- _RECORDS SUPPLIED_
________

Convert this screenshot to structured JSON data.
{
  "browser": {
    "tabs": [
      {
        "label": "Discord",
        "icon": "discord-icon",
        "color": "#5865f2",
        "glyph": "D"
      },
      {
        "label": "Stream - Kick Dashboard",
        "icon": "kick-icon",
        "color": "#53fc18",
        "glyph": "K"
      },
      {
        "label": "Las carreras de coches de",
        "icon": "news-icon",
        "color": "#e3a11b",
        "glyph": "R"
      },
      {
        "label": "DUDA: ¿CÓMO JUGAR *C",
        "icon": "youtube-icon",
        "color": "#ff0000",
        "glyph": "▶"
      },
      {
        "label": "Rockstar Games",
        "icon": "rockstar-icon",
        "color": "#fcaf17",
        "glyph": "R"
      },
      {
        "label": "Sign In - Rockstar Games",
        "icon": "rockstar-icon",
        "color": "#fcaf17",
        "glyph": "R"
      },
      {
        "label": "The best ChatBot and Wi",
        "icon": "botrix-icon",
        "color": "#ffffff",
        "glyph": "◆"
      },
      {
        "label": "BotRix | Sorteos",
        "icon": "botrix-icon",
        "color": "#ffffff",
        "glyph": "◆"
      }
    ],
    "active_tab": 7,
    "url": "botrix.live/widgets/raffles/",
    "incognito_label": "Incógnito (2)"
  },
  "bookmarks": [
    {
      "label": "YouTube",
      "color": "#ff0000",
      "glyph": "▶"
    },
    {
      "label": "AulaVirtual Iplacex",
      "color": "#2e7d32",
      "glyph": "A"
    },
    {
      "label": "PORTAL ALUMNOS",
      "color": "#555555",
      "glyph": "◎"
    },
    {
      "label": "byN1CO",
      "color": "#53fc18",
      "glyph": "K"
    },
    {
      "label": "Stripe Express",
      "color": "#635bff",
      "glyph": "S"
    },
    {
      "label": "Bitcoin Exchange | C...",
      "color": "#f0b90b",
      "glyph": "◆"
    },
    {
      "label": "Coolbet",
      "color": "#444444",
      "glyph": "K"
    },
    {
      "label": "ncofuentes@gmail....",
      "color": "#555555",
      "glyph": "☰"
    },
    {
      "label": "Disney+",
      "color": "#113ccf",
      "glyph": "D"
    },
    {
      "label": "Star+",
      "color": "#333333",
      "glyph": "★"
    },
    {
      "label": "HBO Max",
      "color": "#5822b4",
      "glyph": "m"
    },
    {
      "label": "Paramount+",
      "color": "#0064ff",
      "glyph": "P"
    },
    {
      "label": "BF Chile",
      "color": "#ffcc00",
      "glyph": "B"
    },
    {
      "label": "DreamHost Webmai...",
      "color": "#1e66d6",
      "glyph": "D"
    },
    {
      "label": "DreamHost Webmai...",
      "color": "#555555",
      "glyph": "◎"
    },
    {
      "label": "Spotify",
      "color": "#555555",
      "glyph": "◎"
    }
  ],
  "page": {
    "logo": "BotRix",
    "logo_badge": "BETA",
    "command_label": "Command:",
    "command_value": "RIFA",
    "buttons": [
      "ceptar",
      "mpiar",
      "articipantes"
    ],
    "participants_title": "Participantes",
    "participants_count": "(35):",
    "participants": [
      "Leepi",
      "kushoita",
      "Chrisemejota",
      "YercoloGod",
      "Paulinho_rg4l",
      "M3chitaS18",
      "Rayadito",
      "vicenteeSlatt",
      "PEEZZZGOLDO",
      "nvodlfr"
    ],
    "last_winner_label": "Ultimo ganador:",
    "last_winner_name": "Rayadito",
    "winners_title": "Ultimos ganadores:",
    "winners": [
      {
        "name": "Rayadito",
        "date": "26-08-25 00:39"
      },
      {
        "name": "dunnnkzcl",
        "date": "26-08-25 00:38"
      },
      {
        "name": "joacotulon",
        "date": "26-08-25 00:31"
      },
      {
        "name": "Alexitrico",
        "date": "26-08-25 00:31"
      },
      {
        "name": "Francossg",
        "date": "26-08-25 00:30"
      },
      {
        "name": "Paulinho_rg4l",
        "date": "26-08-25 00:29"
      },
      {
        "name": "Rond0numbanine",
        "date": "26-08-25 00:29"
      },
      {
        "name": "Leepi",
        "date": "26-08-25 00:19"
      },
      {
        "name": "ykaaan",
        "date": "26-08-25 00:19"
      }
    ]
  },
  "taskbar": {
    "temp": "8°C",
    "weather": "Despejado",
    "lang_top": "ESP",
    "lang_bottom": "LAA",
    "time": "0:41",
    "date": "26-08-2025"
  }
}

________

Copy out every line with the word "date".

        "date": "26-08-25 00:39"
        "date": "26-08-25 00:38"
        "date": "26-08-25 00:31"
        "date": "26-08-25 00:31"
        "date": "26-08-25 00:30"
        "date": "26-08-25 00:29"
        "date": "26-08-25 00:29"
        "date": "26-08-25 00:19"
        "date": "26-08-25 00:19"
    "date": "26-08-2025"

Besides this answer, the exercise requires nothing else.